======== Excerpted data ========
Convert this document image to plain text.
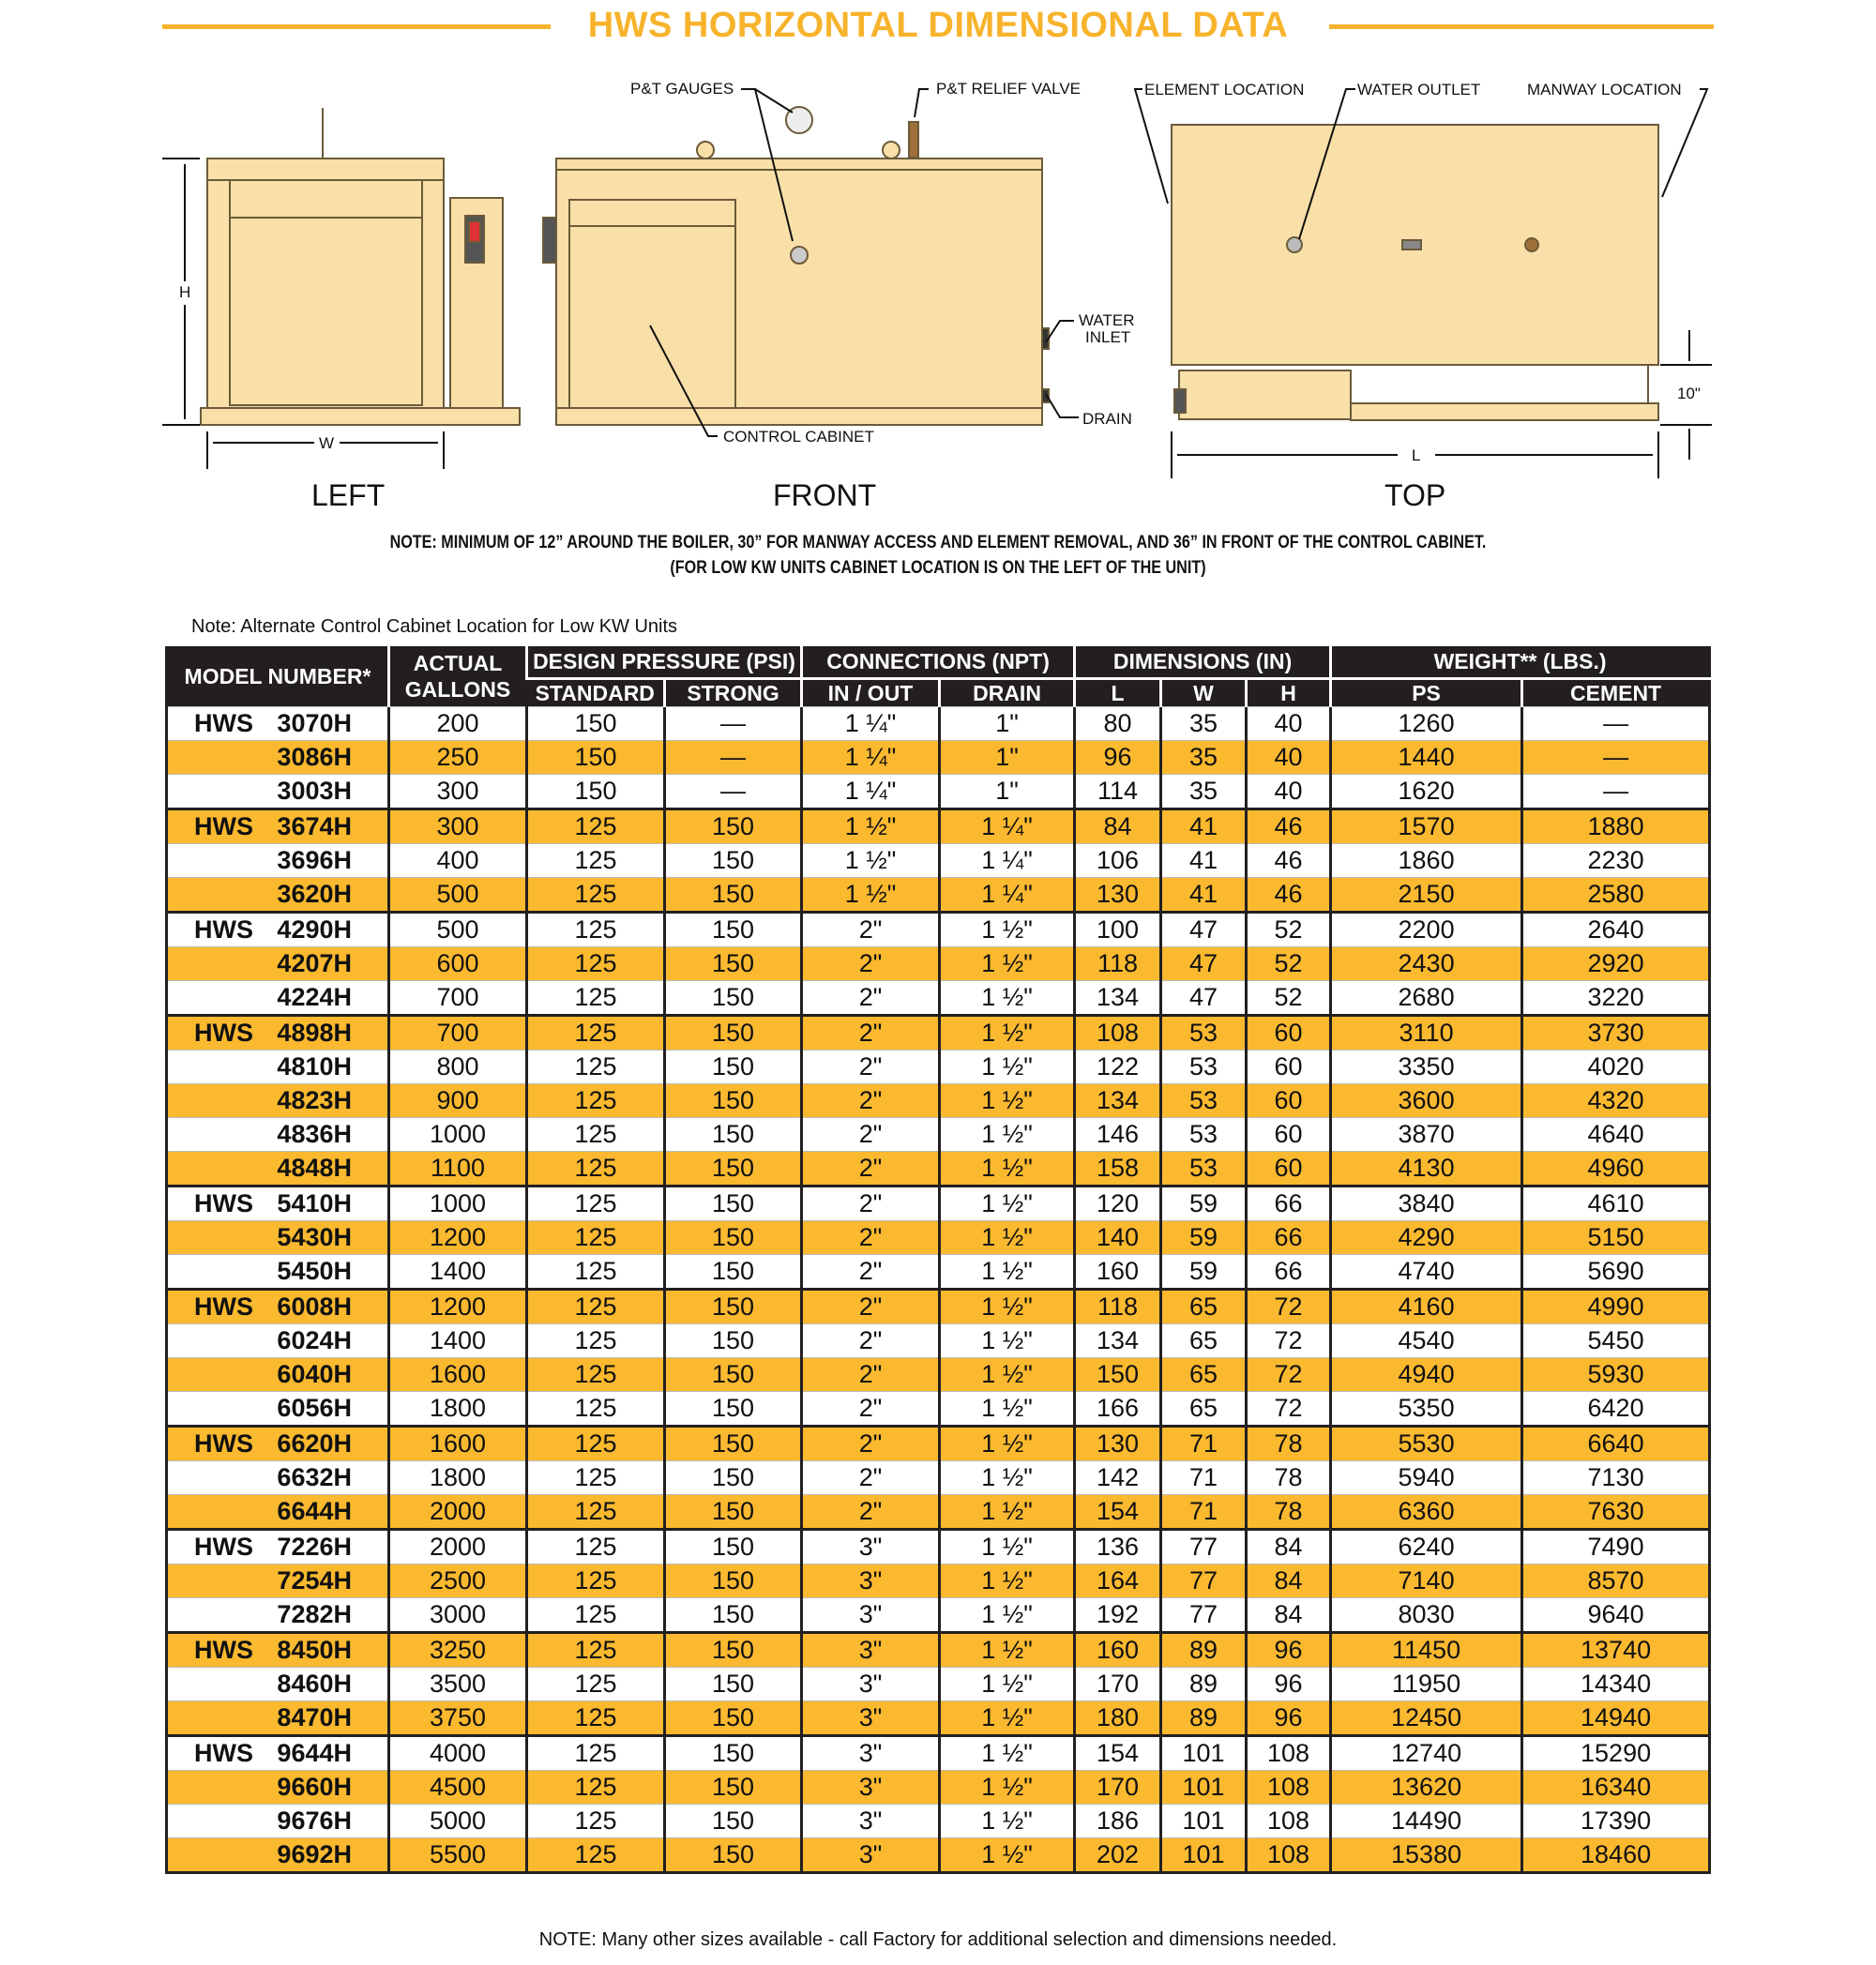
HWS HORIZONTAL DIMENSIONAL DATA
P&T GAUGES	P&T RELIEF VALVE	ELEMENT LOCATION	WATER OUTLET	MANWAY LOCATION
WATER
INLET
DRAIN
CONTROL CABINET
H
W
L
10"
LEFT	FRONT	TOP
NOTE: MINIMUM OF 12” AROUND THE BOILER, 30” FOR MANWAY ACCESS AND ELEMENT REMOVAL, AND 36” IN FRONT OF THE CONTROL CABINET.
(FOR LOW KW UNITS CABINET LOCATION IS ON THE LEFT OF THE UNIT)
Note: Alternate Control Cabinet Location for Low KW Units
MODEL NUMBER*	ACTUAL GALLONS	DESIGN PRESSURE (PSI)		CONNECTIONS (NPT)		DIMENSIONS (IN)			WEIGHT** (LBS.)	
		STANDARD	STRONG	IN / OUT	DRAIN	L	W	H	PS	CEMENT

HWS 3070H	200	150	—	1 ¼"	1"	80	35	40	1260	—
3086H	250	150	—	1 ¼"	1"	96	35	40	1440	—
3003H	300	150	—	1 ¼"	1"	114	35	40	1620	—

HWS 3674H	300	125	150	1 ½"	1 ¼"	84	41	46	1570	1880
3696H	400	125	150	1 ½"	1 ¼"	106	41	46	1860	2230
3620H	500	125	150	1 ½"	1 ¼"	130	41	46	2150	2580

HWS 4290H	500	125	150	2"	1 ½"	100	47	52	2200	2640
4207H	600	125	150	2"	1 ½"	118	47	52	2430	2920
4224H	700	125	150	2"	1 ½"	134	47	52	2680	3220

HWS 4898H	700	125	150	2"	1 ½"	108	53	60	3110	3730
4810H	800	125	150	2"	1 ½"	122	53	60	3350	4020
4823H	900	125	150	2"	1 ½"	134	53	60	3600	4320
4836H	1000	125	150	2"	1 ½"	146	53	60	3870	4640
4848H	1100	125	150	2"	1 ½"	158	53	60	4130	4960

HWS 5410H	1000	125	150	2"	1 ½"	120	59	66	3840	4610
5430H	1200	125	150	2"	1 ½"	140	59	66	4290	5150
5450H	1400	125	150	2"	1 ½"	160	59	66	4740	5690

HWS 6008H	1200	125	150	2"	1 ½"	118	65	72	4160	4990
6024H	1400	125	150	2"	1 ½"	134	65	72	4540	5450
6040H	1600	125	150	2"	1 ½"	150	65	72	4940	5930
6056H	1800	125	150	2"	1 ½"	166	65	72	5350	6420

HWS 6620H	1600	125	150	2"	1 ½"	130	71	78	5530	6640
6632H	1800	125	150	2"	1 ½"	142	71	78	5940	7130
6644H	2000	125	150	2"	1 ½"	154	71	78	6360	7630

HWS 7226H	2000	125	150	3"	1 ½"	136	77	84	6240	7490
7254H	2500	125	150	3"	1 ½"	164	77	84	7140	8570
7282H	3000	125	150	3"	1 ½"	192	77	84	8030	9640

HWS 8450H	3250	125	150	3"	1 ½"	160	89	96	11450	13740
8460H	3500	125	150	3"	1 ½"	170	89	96	11950	14340
8470H	3750	125	150	3"	1 ½"	180	89	96	12450	14940

HWS 9644H	4000	125	150	3"	1 ½"	154	101	108	12740	15290
9660H	4500	125	150	3"	1 ½"	170	101	108	13620	16340
9676H	5000	125	150	3"	1 ½"	186	101	108	14490	17390
9692H	5500	125	150	3"	1 ½"	202	101	108	15380	18460
NOTE: Many other sizes available - call Factory for additional selection and dimensions needed.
========
# Exercise directions:
Skip the pictures, then retype every line above exactly.

# Result for this task:
Convert this document image to plain text.
HWS HORIZONTAL DIMENSIONAL DATA
P&T GAUGES	P&T RELIEF VALVE	ELEMENT LOCATION	WATER OUTLET	MANWAY LOCATION
WATER
INLET
DRAIN
CONTROL CABINET
H
W
L
10"
LEFT	FRONT	TOP
NOTE: MINIMUM OF 12” AROUND THE BOILER, 30” FOR MANWAY ACCESS AND ELEMENT REMOVAL, AND 36” IN FRONT OF THE CONTROL CABINET.
(FOR LOW KW UNITS CABINET LOCATION IS ON THE LEFT OF THE UNIT)
Note: Alternate Control Cabinet Location for Low KW Units
MODEL NUMBER*	ACTUAL GALLONS	DESIGN PRESSURE (PSI)		CONNECTIONS (NPT)		DIMENSIONS (IN)			WEIGHT** (LBS.)	
		STANDARD	STRONG	IN / OUT	DRAIN	L	W	H	PS	CEMENT

HWS 3070H	200	150	—	1 ¼"	1"	80	35	40	1260	—
3086H	250	150	—	1 ¼"	1"	96	35	40	1440	—
3003H	300	150	—	1 ¼"	1"	114	35	40	1620	—

HWS 3674H	300	125	150	1 ½"	1 ¼"	84	41	46	1570	1880
3696H	400	125	150	1 ½"	1 ¼"	106	41	46	1860	2230
3620H	500	125	150	1 ½"	1 ¼"	130	41	46	2150	2580

HWS 4290H	500	125	150	2"	1 ½"	100	47	52	2200	2640
4207H	600	125	150	2"	1 ½"	118	47	52	2430	2920
4224H	700	125	150	2"	1 ½"	134	47	52	2680	3220

HWS 4898H	700	125	150	2"	1 ½"	108	53	60	3110	3730
4810H	800	125	150	2"	1 ½"	122	53	60	3350	4020
4823H	900	125	150	2"	1 ½"	134	53	60	3600	4320
4836H	1000	125	150	2"	1 ½"	146	53	60	3870	4640
4848H	1100	125	150	2"	1 ½"	158	53	60	4130	4960

HWS 5410H	1000	125	150	2"	1 ½"	120	59	66	3840	4610
5430H	1200	125	150	2"	1 ½"	140	59	66	4290	5150
5450H	1400	125	150	2"	1 ½"	160	59	66	4740	5690

HWS 6008H	1200	125	150	2"	1 ½"	118	65	72	4160	4990
6024H	1400	125	150	2"	1 ½"	134	65	72	4540	5450
6040H	1600	125	150	2"	1 ½"	150	65	72	4940	5930
6056H	1800	125	150	2"	1 ½"	166	65	72	5350	6420

HWS 6620H	1600	125	150	2"	1 ½"	130	71	78	5530	6640
6632H	1800	125	150	2"	1 ½"	142	71	78	5940	7130
6644H	2000	125	150	2"	1 ½"	154	71	78	6360	7630

HWS 7226H	2000	125	150	3"	1 ½"	136	77	84	6240	7490
7254H	2500	125	150	3"	1 ½"	164	77	84	7140	8570
7282H	3000	125	150	3"	1 ½"	192	77	84	8030	9640

HWS 8450H	3250	125	150	3"	1 ½"	160	89	96	11450	13740
8460H	3500	125	150	3"	1 ½"	170	89	96	11950	14340
8470H	3750	125	150	3"	1 ½"	180	89	96	12450	14940

HWS 9644H	4000	125	150	3"	1 ½"	154	101	108	12740	15290
9660H	4500	125	150	3"	1 ½"	170	101	108	13620	16340
9676H	5000	125	150	3"	1 ½"	186	101	108	14490	17390
9692H	5500	125	150	3"	1 ½"	202	101	108	15380	18460
NOTE: Many other sizes available - call Factory for additional selection and dimensions needed.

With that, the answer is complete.